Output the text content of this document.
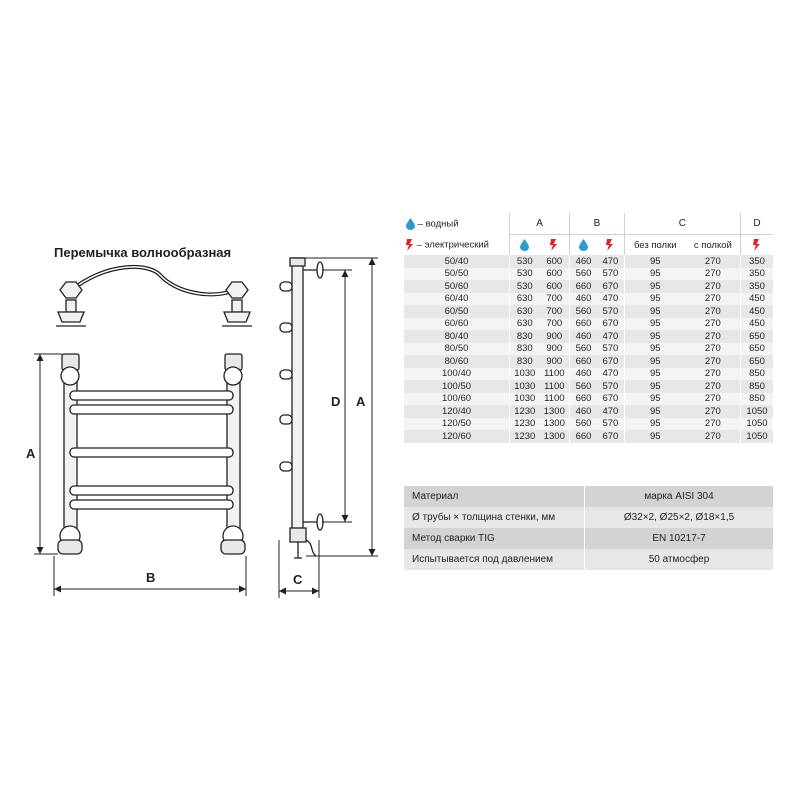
Перемычка волнообразная
A
B
D A
C
– водный	A		B		C		D
– электрический					без полки	с полкой	
50/40	530	600	460	470	95	270	350
50/50	530	600	560	570	95	270	350
50/60	530	600	660	670	95	270	350
60/40	630	700	460	470	95	270	450
60/50	630	700	560	570	95	270	450
60/60	630	700	660	670	95	270	450
80/40	830	900	460	470	95	270	650
80/50	830	900	560	570	95	270	650
80/60	830	900	660	670	95	270	650
100/40	1030	1100	460	470	95	270	850
100/50	1030	1100	560	570	95	270	850
100/60	1030	1100	660	670	95	270	850
120/40	1230	1300	460	470	95	270	1050
120/50	1230	1300	560	570	95	270	1050
120/60	1230	1300	660	670	95	270	1050
Материал	марка AISI 304
Ø трубы × толщина стенки, мм	Ø32×2, Ø25×2, Ø18×1,5
Метод сварки TIG	EN 10217-7
Испытывается под давлением	50 атмосфер
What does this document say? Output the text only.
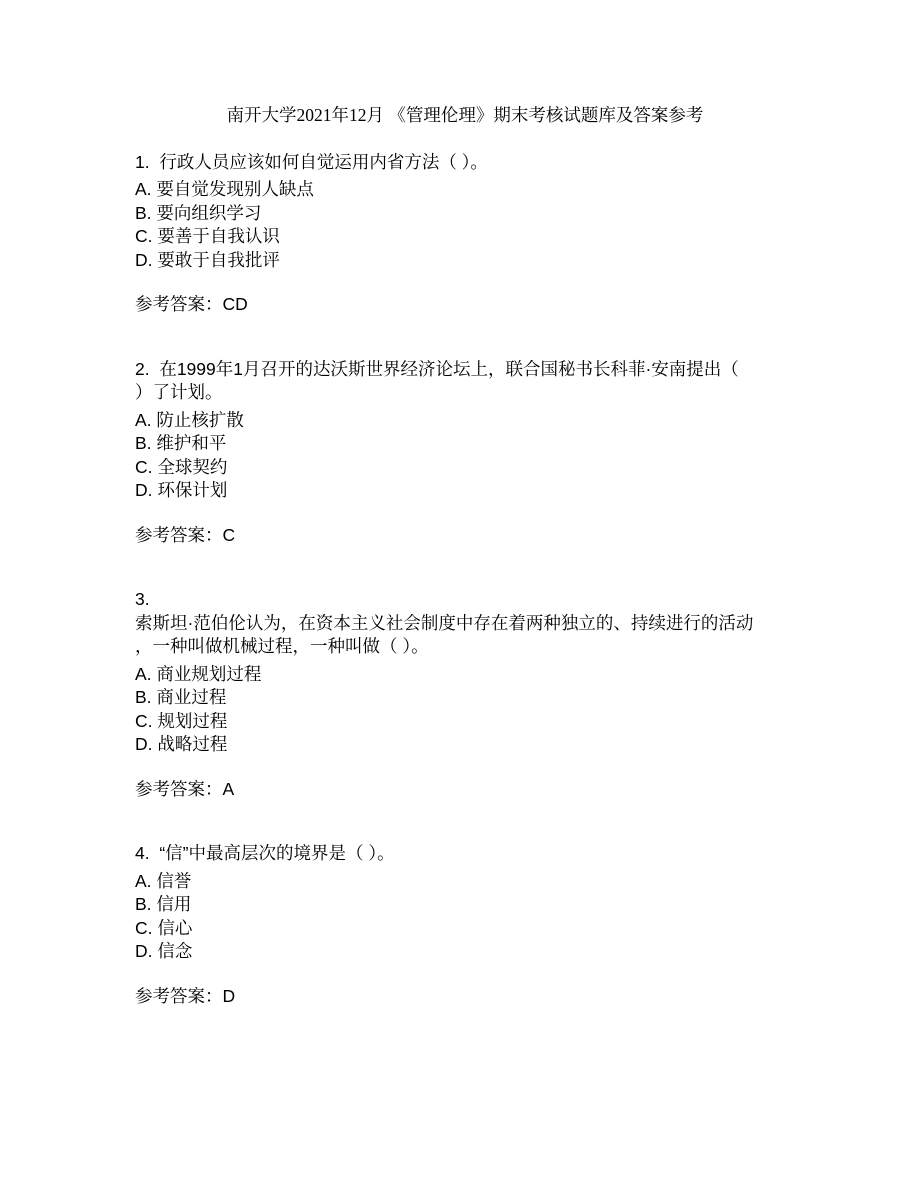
南开大学2021年12月 《管理伦理》期末考核试题库及答案参考
1.  行政人员应该如何自觉运用内省方法（ ）。
A. 要自觉发现别人缺点
B. 要向组织学习
C. 要善于自我认识
D. 要敢于自我批评
参考答案：CD
2.  在1999年1月召开的达沃斯世界经济论坛上，联合国秘书长科菲·安南提出（
）了计划。
A. 防止核扩散
B. 维护和平
C. 全球契约
D. 环保计划
参考答案：C
3.
索斯坦·范伯伦认为，在资本主义社会制度中存在着两种独立的、持续进行的活动
，一种叫做机械过程，一种叫做（ ）。
A. 商业规划过程
B. 商业过程
C. 规划过程
D. 战略过程
参考答案：A
4.  “信”中最高层次的境界是（ ）。
A. 信誉
B. 信用
C. 信心
D. 信念
参考答案：D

####################

> _Your task_: Nothing but the pictures may be dropped; output the records above exactly.

> _Written response_:
Output the text content of this document.
Перемычка волнообразная
A
B
D A
C
– водный	A		B		C		D
– электрический					без полки	с полкой	
50/40	530	600	460	470	95	270	350
50/50	530	600	560	570	95	270	350
50/60	530	600	660	670	95	270	350
60/40	630	700	460	470	95	270	450
60/50	630	700	560	570	95	270	450
60/60	630	700	660	670	95	270	450
80/40	830	900	460	470	95	270	650
80/50	830	900	560	570	95	270	650
80/60	830	900	660	670	95	270	650
100/40	1030	1100	460	470	95	270	850
100/50	1030	1100	560	570	95	270	850
100/60	1030	1100	660	670	95	270	850
120/40	1230	1300	460	470	95	270	1050
120/50	1230	1300	560	570	95	270	1050
120/60	1230	1300	660	670	95	270	1050
Материал	марка AISI 304
Ø трубы × толщина стенки, мм	Ø32×2, Ø25×2, Ø18×1,5
Метод сварки TIG	EN 10217-7
Испытывается под давлением	50 атмосфер
What does this document say? Output the text only.
南开大学2021年12月 《管理伦理》期末考核试题库及答案参考
1.  行政人员应该如何自觉运用内省方法（ ）。
A. 要自觉发现别人缺点
B. 要向组织学习
C. 要善于自我认识
D. 要敢于自我批评
参考答案：CD
2.  在1999年1月召开的达沃斯世界经济论坛上，联合国秘书长科菲·安南提出（
）了计划。
A. 防止核扩散
B. 维护和平
C. 全球契约
D. 环保计划
参考答案：C
3.
索斯坦·范伯伦认为，在资本主义社会制度中存在着两种独立的、持续进行的活动
，一种叫做机械过程，一种叫做（ ）。
A. 商业规划过程
B. 商业过程
C. 规划过程
D. 战略过程
参考答案：A
4.  “信”中最高层次的境界是（ ）。
A. 信誉
B. 信用
C. 信心
D. 信念
参考答案：D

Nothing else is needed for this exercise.